--- Provided material ---
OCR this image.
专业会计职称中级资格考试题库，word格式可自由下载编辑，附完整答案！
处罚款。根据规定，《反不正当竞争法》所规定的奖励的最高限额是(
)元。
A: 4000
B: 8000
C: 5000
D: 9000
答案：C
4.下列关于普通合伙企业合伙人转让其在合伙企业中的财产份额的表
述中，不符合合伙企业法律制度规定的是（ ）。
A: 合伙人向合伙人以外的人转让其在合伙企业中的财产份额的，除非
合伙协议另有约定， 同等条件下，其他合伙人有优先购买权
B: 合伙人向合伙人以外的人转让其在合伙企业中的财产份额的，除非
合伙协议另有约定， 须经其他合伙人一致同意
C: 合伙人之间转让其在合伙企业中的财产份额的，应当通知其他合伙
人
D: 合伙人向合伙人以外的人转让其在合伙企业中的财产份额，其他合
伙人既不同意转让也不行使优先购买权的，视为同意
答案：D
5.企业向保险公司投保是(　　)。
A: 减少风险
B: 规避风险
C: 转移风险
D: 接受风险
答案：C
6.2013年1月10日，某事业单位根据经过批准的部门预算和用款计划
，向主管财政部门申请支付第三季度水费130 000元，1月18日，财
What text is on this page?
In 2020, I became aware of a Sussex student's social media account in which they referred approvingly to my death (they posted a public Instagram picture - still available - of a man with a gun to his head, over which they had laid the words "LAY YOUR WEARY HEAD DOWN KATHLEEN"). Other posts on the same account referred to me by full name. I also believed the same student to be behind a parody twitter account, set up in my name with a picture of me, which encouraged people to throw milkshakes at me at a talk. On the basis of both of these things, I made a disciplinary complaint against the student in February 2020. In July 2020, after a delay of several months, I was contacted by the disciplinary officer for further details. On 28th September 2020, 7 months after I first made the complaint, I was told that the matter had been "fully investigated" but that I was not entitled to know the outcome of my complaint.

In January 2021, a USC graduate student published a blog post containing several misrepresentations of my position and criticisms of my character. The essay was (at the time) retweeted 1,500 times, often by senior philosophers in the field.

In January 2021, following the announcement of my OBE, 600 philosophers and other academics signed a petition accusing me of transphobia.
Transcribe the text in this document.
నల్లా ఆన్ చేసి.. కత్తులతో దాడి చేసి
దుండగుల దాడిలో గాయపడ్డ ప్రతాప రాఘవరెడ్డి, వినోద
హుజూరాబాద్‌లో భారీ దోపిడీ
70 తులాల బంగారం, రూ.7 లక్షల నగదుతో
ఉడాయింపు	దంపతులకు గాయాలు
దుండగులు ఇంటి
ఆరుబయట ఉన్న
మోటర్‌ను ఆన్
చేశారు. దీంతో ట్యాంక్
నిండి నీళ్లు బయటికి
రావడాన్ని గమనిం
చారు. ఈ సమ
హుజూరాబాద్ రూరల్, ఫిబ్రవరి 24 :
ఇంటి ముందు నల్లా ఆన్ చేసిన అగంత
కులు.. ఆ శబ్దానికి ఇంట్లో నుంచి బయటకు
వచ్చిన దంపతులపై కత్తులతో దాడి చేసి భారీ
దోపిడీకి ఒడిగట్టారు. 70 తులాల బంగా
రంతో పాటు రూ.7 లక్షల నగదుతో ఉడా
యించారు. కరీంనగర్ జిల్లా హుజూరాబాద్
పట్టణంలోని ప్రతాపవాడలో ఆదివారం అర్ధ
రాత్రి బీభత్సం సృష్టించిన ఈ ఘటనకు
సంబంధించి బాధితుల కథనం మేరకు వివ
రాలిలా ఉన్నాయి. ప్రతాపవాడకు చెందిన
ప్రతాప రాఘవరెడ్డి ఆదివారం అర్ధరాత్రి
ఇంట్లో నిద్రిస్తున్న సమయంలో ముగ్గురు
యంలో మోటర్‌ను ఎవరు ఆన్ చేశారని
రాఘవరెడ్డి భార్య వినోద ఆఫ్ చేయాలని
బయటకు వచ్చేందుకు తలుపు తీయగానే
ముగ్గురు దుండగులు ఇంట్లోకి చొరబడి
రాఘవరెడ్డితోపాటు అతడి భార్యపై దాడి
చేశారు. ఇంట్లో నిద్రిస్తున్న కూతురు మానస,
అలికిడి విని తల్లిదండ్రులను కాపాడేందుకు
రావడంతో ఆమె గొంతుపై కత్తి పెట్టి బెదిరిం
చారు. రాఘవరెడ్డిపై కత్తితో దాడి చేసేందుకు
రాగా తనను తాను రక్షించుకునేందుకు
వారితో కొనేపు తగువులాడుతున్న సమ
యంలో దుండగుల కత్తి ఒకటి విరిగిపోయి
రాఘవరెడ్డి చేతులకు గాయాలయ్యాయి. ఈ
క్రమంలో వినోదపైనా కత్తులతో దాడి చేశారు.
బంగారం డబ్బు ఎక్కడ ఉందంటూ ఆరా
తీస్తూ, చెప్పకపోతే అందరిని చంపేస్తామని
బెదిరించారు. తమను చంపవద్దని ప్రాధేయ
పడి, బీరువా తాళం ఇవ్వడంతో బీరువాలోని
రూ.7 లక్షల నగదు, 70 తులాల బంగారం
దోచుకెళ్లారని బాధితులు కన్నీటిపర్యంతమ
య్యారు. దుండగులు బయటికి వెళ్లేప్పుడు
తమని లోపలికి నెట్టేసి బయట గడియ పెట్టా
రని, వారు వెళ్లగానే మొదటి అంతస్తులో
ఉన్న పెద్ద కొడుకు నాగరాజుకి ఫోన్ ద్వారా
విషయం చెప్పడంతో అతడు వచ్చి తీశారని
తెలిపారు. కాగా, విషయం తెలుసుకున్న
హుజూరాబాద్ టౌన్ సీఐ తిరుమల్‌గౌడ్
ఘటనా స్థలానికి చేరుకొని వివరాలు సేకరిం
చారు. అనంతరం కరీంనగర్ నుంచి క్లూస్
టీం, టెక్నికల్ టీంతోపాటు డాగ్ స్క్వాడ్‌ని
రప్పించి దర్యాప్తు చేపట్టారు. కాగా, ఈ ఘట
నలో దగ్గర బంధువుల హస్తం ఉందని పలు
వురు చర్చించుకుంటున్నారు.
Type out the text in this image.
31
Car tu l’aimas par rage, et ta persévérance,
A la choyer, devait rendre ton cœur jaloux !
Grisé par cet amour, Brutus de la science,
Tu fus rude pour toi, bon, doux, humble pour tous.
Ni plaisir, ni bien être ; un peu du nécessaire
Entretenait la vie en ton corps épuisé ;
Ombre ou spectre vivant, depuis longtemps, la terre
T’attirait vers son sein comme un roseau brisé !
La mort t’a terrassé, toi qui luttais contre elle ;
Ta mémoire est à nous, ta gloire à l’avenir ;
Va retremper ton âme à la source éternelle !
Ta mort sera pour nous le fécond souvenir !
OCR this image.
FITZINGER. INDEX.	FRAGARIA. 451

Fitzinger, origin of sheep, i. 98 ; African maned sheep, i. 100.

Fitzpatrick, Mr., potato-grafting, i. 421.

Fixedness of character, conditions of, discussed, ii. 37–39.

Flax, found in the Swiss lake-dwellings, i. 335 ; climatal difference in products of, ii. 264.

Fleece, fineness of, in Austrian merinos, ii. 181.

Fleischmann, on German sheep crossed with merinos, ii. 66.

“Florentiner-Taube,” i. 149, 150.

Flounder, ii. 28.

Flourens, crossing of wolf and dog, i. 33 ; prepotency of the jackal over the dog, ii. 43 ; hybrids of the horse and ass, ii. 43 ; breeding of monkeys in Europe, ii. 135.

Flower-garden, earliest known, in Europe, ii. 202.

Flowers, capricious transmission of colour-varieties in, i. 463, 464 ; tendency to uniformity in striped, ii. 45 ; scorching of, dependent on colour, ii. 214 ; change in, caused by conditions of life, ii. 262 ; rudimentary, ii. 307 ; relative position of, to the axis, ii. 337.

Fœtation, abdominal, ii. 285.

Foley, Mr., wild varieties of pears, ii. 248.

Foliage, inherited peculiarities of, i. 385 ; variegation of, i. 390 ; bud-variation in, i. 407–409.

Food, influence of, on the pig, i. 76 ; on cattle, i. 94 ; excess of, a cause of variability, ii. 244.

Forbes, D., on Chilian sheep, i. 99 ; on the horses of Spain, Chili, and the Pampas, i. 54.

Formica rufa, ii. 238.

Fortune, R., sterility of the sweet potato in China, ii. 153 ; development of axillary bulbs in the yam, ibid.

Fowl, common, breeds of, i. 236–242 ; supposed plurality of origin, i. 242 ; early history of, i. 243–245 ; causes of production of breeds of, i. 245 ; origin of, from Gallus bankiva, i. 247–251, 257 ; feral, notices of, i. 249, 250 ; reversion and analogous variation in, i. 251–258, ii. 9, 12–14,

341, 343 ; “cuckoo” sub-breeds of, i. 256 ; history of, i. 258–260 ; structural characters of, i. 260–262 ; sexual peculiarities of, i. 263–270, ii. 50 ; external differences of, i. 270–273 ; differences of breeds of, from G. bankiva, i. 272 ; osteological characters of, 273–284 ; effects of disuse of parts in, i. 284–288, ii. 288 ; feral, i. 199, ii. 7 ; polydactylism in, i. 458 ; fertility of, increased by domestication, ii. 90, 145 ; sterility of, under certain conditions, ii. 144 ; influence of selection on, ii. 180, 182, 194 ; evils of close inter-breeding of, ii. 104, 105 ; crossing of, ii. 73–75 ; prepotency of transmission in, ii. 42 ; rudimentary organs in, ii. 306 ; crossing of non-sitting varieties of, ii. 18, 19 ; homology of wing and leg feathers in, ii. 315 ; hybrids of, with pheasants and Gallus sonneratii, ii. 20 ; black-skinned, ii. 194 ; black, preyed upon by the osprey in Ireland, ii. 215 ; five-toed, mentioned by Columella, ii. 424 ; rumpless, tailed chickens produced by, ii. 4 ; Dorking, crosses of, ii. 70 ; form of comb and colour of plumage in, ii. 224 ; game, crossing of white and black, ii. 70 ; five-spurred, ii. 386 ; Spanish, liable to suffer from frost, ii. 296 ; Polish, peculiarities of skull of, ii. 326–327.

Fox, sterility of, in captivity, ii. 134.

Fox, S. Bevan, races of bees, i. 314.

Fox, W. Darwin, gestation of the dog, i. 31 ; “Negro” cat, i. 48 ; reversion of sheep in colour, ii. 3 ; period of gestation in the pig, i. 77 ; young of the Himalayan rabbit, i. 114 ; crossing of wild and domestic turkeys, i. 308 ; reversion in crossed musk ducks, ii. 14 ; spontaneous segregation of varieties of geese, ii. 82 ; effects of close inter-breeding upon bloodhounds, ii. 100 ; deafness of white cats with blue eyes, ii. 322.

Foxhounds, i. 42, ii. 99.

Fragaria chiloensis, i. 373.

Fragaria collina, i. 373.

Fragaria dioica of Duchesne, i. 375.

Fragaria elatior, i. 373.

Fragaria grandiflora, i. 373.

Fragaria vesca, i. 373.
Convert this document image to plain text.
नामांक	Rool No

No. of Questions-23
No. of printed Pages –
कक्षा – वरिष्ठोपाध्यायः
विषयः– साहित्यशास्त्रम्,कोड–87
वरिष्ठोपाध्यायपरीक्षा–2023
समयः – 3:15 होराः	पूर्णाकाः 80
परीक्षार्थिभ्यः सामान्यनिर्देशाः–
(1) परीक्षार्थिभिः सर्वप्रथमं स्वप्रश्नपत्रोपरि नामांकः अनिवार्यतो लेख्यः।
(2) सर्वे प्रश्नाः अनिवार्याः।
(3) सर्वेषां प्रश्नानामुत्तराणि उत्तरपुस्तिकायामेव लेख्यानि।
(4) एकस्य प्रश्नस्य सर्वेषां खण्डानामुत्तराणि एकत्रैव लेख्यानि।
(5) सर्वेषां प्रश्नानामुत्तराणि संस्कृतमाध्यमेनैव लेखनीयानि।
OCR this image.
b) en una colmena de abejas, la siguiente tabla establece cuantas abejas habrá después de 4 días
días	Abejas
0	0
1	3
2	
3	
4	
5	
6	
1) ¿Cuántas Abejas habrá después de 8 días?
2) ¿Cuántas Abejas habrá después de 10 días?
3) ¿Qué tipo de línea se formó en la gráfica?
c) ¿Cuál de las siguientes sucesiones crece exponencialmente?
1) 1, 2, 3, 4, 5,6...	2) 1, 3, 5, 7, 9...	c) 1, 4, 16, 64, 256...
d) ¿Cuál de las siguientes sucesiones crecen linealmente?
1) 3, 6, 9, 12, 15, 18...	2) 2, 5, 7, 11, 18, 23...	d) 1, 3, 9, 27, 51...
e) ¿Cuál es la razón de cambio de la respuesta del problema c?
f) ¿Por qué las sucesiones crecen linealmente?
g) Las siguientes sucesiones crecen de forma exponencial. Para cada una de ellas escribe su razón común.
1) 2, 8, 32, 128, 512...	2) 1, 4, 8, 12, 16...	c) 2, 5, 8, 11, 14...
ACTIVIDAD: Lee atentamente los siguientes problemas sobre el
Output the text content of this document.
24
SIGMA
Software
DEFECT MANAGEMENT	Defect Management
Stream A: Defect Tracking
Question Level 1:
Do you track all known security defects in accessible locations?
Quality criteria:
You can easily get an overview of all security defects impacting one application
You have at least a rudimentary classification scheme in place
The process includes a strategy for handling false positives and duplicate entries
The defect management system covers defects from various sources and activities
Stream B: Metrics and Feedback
---
**Exercise**
Copy each line above that contains the string "合伙人向合伙人以外的人转让其在合伙企业中的财产份额的".

**Exercise result**
A: 合伙人向合伙人以外的人转让其在合伙企业中的财产份额的，除非
B: 合伙人向合伙人以外的人转让其在合伙企业中的财产份额的，除非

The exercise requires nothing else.